DIRECTIONS
Go through the records and show each line where the word "hear" occurs.

RECORDS FOR THIS EXERCISE
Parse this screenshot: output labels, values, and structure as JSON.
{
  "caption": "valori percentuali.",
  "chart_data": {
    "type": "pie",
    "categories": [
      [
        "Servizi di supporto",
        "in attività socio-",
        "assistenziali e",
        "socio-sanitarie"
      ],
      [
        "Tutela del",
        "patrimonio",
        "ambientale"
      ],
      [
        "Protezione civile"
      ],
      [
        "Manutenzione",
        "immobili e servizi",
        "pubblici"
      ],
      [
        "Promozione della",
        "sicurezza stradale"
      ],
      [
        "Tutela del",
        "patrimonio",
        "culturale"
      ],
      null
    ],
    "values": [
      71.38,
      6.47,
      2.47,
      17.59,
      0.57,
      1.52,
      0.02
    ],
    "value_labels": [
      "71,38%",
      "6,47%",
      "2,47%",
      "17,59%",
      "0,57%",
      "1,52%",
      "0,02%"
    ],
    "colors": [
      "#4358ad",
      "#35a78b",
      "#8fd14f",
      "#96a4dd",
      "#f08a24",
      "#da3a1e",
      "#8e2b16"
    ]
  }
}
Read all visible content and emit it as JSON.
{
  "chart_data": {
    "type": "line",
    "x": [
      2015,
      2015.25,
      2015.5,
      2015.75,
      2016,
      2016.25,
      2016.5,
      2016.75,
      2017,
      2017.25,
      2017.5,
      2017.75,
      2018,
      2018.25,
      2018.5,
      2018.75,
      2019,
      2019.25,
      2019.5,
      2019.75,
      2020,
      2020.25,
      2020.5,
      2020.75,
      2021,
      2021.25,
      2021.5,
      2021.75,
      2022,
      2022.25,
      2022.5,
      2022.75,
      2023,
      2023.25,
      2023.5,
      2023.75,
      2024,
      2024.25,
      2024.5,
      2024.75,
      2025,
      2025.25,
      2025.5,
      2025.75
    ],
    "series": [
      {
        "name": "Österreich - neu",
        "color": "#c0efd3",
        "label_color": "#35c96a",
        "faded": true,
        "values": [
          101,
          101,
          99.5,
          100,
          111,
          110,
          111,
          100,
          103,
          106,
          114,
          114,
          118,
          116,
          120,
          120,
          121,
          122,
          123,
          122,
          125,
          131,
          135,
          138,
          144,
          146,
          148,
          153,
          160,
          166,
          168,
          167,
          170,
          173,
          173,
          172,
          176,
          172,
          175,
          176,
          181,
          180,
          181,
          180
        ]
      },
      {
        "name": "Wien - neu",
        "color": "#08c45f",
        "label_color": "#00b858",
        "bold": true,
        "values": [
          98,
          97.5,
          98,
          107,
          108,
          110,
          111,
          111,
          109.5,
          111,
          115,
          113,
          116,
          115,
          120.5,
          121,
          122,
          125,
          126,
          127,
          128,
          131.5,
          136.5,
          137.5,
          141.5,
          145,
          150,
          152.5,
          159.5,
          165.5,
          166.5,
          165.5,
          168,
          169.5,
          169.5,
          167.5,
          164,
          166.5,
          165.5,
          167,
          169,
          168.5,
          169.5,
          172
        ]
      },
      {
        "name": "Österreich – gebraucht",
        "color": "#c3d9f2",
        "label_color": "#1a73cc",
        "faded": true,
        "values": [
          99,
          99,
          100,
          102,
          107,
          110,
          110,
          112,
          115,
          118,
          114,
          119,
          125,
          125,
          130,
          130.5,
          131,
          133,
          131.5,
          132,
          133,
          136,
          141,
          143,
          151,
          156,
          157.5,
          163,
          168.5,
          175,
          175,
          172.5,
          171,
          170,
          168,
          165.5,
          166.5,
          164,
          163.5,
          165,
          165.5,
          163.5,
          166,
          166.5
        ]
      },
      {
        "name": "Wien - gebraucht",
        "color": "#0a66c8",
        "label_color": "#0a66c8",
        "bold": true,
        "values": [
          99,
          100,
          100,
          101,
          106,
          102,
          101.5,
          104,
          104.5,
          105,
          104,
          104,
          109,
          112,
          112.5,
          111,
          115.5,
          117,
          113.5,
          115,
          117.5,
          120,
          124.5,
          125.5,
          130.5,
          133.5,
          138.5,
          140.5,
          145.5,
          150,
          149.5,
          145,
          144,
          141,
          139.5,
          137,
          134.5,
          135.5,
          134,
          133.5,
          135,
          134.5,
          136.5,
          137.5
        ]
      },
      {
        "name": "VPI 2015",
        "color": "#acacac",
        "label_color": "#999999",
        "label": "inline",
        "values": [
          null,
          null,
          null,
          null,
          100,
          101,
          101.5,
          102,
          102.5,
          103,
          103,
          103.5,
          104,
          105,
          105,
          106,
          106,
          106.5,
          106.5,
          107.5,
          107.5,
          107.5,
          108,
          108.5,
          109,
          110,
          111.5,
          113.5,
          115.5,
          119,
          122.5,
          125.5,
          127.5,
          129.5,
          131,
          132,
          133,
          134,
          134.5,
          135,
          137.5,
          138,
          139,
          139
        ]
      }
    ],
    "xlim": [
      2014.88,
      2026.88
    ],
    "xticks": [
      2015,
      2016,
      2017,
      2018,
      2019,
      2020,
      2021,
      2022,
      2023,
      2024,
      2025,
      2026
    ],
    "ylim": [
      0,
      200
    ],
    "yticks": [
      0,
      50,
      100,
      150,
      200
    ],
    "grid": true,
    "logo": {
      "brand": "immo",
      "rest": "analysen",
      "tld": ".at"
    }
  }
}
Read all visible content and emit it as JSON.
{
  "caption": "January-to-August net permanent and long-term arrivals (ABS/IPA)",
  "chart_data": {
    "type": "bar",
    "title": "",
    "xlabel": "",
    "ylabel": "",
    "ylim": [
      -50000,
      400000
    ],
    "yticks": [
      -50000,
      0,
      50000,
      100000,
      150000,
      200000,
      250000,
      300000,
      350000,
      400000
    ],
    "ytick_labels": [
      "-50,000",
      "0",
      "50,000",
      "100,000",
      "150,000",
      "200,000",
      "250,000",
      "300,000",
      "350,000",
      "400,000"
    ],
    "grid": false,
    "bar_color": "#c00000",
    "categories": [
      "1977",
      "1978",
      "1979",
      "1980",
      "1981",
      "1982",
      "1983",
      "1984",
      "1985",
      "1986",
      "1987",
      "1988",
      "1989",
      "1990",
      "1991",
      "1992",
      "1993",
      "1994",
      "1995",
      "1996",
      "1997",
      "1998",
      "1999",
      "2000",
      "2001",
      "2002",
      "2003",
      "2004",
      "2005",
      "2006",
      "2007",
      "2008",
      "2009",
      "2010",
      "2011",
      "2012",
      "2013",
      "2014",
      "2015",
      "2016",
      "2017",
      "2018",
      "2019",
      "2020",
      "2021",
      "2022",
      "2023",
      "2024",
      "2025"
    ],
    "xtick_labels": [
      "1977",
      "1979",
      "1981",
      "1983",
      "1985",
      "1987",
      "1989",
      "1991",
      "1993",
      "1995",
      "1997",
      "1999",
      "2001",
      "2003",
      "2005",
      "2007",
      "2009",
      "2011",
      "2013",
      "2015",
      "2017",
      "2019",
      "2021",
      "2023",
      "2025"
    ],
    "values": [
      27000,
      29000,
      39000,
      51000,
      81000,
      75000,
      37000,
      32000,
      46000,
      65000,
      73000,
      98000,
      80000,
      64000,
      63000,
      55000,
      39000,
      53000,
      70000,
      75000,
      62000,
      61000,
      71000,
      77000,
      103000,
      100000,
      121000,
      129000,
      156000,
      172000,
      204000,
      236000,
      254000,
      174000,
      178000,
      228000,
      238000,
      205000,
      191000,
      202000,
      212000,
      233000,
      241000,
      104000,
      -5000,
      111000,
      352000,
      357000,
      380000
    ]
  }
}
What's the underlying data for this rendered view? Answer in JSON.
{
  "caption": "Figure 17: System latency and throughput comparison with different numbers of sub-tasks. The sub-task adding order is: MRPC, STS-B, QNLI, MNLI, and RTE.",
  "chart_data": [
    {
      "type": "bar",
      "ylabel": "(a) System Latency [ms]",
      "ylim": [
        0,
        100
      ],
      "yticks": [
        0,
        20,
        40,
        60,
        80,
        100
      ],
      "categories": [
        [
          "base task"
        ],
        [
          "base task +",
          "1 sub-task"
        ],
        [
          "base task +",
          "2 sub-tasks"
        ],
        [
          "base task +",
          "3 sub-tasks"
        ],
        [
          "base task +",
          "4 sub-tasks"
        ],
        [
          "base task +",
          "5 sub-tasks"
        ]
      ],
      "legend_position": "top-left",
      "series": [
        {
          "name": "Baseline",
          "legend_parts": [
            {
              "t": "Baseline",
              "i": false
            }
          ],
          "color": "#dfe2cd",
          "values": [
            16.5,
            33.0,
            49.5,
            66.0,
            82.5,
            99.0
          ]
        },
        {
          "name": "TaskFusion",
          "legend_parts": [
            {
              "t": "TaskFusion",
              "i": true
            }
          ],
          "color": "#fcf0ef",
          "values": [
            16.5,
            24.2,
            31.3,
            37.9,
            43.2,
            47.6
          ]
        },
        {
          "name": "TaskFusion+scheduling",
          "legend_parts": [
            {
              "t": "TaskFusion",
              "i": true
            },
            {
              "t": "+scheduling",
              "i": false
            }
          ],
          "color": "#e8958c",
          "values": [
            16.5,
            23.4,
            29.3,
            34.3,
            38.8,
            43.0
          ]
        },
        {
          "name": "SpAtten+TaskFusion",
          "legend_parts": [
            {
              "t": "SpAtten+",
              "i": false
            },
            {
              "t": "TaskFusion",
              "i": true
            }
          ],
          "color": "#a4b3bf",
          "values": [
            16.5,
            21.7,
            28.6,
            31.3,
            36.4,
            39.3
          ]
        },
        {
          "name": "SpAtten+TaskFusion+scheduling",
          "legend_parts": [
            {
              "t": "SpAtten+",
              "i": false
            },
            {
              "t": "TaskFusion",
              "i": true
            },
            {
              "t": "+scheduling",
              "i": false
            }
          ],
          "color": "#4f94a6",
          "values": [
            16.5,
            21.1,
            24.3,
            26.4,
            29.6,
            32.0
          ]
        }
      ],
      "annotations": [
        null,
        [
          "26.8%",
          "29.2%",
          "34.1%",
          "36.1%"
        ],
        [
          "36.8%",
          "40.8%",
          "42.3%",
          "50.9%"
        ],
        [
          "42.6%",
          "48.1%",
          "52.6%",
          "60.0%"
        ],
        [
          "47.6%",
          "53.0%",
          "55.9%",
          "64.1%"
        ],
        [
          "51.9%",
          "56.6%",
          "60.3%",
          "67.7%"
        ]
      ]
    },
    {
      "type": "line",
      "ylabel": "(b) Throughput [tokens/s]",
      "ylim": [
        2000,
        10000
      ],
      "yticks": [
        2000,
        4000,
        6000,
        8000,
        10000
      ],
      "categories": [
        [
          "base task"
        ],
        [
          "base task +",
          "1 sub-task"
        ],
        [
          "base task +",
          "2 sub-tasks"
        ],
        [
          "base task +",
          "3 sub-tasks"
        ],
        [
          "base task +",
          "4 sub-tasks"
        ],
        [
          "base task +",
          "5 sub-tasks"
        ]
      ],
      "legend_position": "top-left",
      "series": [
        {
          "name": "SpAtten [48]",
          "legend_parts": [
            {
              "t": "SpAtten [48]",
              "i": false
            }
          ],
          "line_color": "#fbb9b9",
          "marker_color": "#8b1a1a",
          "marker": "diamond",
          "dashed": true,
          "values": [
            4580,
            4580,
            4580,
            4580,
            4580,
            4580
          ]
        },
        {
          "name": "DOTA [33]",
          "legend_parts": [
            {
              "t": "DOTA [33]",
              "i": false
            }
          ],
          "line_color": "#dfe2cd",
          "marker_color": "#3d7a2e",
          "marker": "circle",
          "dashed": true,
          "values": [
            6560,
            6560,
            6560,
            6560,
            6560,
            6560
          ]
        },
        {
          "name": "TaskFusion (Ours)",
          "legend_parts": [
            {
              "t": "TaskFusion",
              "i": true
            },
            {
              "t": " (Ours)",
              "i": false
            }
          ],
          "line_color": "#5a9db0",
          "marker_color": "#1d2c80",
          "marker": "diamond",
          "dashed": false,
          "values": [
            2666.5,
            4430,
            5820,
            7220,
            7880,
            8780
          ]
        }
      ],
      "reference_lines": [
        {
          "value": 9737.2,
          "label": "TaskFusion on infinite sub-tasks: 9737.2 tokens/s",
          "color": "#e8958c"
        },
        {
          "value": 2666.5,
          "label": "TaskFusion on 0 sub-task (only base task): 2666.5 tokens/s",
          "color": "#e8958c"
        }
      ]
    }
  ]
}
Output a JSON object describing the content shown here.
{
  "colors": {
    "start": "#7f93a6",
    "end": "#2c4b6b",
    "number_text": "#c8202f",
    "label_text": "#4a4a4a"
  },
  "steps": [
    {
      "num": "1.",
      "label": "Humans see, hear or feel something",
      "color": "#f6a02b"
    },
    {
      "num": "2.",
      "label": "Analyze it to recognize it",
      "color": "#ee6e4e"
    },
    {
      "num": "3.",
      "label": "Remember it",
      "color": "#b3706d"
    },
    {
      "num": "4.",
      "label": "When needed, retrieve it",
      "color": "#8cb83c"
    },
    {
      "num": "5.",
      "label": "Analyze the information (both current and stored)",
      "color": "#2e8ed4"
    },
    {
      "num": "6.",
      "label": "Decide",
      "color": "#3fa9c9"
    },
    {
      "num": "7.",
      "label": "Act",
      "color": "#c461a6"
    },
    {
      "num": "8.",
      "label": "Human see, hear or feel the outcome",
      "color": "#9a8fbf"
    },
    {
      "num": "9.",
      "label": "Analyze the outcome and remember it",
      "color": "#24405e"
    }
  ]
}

RESPONSE TO THIS TASK
      "label": "Humans see, hear or feel something",
      "label": "Human see, hear or feel the outcome",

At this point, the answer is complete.